- TEXTABSCHNITT:
== == ==

Gipsplatten als Werkstoff im Möbel- und Schreinerumfeld
Gipsplatten bestehen aus einem mineralischen Kern und einer werkseitigen Oberflächenkaschierung oder Verstärkung, je nach Produktart. Im Unterschied zu typischen Holzwerkstoffen stehen bei ihnen nicht Kantenoptik, Beschlagverankerung oder dekorative Oberfläche im Vordergrund, sondern eine flächige Bekleidung, ein definierter Untergrund oder spezifische bauliche Anforderungen. Im Zusammenhang mit der Möbelfertigung werden sie deshalb meist dort eingesetzt, wo Möbel, Verkleidungen und Ausbauflächen konstruktiv zusammenlaufen.

== == ==

- AUFGABEN:
a - Wie lautet der Textabschnitt über Gipsplatten von „Gipsplatten als Werkstoff“ bis „Ausbauflächen konstruktiv zusammenlaufen.“, wenn man „mineralischen Kern“ zu „festen Kern“ ändert?
b - Woraus bestehen Gipsplatten laut dem Textabschnitt?

- AUSGANGSMATERIAL:
== == ==

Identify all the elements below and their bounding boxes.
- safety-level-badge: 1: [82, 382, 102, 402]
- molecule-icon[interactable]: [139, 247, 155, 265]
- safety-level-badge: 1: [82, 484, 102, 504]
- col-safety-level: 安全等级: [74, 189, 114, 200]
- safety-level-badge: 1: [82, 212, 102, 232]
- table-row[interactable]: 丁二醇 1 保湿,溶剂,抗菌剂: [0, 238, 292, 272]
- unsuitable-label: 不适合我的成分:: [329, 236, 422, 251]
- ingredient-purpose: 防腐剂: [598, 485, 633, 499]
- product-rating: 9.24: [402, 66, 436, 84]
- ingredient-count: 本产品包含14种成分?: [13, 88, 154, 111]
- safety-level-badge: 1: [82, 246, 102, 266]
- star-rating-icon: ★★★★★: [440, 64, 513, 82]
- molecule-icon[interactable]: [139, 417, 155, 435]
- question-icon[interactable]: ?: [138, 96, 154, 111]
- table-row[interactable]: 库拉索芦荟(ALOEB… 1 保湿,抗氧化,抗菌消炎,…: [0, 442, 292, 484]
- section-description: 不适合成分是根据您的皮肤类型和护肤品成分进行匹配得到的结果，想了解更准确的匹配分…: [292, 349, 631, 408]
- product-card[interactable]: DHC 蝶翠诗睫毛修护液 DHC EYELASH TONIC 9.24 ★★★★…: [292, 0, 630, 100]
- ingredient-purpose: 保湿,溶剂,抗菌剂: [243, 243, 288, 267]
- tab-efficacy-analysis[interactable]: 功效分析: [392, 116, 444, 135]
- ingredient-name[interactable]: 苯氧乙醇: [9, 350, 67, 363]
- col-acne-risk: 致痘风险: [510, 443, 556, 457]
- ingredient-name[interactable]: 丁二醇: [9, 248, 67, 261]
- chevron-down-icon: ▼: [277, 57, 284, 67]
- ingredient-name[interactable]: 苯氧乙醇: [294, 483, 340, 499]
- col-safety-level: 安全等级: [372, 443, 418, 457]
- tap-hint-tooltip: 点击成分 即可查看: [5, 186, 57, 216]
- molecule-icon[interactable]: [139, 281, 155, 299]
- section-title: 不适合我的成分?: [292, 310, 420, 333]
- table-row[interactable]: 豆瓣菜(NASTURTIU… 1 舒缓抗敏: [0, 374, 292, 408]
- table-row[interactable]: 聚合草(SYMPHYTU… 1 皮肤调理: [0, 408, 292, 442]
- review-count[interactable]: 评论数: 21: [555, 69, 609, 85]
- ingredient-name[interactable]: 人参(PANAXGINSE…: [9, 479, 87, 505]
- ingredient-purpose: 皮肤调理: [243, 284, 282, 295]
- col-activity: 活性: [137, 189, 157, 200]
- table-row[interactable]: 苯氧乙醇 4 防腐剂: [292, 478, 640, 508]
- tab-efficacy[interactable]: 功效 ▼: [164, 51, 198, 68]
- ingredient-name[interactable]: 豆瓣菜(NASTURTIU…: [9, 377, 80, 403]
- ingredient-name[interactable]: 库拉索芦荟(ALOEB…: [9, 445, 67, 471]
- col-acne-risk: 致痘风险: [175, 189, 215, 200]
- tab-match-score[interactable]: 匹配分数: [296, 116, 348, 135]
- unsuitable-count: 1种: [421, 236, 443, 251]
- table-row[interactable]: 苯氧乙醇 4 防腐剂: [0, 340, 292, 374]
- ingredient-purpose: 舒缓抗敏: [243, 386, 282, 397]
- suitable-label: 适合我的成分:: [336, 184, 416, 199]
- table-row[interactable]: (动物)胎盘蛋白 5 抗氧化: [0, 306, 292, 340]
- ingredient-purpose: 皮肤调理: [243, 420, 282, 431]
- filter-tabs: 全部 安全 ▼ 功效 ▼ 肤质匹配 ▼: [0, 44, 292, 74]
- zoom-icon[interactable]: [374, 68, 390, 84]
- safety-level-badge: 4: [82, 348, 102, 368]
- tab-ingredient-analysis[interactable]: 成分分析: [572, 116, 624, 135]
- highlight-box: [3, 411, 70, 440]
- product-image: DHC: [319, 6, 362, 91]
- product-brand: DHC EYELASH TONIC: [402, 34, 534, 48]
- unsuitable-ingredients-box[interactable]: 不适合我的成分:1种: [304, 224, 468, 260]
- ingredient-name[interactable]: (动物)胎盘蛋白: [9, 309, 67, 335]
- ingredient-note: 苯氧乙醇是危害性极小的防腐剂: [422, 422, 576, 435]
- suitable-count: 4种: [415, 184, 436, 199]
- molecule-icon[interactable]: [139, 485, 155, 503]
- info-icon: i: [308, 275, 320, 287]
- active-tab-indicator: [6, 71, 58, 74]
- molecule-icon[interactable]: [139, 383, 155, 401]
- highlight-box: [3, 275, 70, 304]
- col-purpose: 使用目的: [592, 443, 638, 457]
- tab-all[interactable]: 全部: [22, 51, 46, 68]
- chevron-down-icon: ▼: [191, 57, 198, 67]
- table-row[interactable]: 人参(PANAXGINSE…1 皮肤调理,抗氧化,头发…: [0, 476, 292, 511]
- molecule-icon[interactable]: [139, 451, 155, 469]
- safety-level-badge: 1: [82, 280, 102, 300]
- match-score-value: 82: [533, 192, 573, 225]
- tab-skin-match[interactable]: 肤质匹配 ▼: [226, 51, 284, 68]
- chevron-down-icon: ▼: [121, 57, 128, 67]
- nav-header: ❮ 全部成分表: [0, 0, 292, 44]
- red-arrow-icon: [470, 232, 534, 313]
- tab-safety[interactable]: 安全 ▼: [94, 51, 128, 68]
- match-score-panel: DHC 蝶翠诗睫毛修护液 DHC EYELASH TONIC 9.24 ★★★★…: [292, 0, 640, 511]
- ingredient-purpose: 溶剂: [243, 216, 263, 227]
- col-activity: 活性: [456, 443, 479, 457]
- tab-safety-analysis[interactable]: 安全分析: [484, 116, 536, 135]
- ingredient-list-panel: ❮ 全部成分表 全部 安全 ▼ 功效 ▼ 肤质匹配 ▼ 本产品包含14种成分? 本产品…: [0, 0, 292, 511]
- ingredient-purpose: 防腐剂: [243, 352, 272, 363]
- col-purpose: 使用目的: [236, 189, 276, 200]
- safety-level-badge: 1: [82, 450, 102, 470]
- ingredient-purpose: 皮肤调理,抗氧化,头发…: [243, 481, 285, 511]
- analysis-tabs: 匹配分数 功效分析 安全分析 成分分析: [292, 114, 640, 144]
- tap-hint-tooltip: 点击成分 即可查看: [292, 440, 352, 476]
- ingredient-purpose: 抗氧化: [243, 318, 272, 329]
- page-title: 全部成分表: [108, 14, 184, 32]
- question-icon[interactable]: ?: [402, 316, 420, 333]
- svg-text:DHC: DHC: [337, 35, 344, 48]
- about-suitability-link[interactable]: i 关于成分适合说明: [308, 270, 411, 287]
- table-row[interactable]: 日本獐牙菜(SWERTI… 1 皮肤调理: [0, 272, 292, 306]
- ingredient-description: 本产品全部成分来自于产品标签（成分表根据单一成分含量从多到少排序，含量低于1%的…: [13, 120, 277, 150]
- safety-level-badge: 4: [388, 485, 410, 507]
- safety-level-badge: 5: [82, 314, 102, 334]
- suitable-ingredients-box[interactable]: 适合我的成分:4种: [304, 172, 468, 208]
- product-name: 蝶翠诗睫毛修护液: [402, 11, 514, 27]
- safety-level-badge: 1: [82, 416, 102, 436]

== == ==

- LÖSUNGEN:
a -
Gipsplatten als Werkstoff im Möbel- und Schreinerumfeld
Gipsplatten bestehen aus einem festen Kern und einer werkseitigen Oberflächenkaschierung oder Verstärkung, je nach Produktart. Im Unterschied zu typischen Holzwerkstoffen stehen bei ihnen nicht Kantenoptik, Beschlagverankerung oder dekorative Oberfläche im Vordergrund, sondern eine flächige Bekleidung, ein definierter Untergrund oder spezifische bauliche Anforderungen. Im Zusammenhang mit der Möbelfertigung werden sie deshalb meist dort eingesetzt, wo Möbel, Verkleidungen und Ausbauflächen konstruktiv zusammenlaufen.

b - Aus einem mineralischen Kern und einer werkseitigen Oberflächenkaschierung oder Verstärkung, je nach Produktart.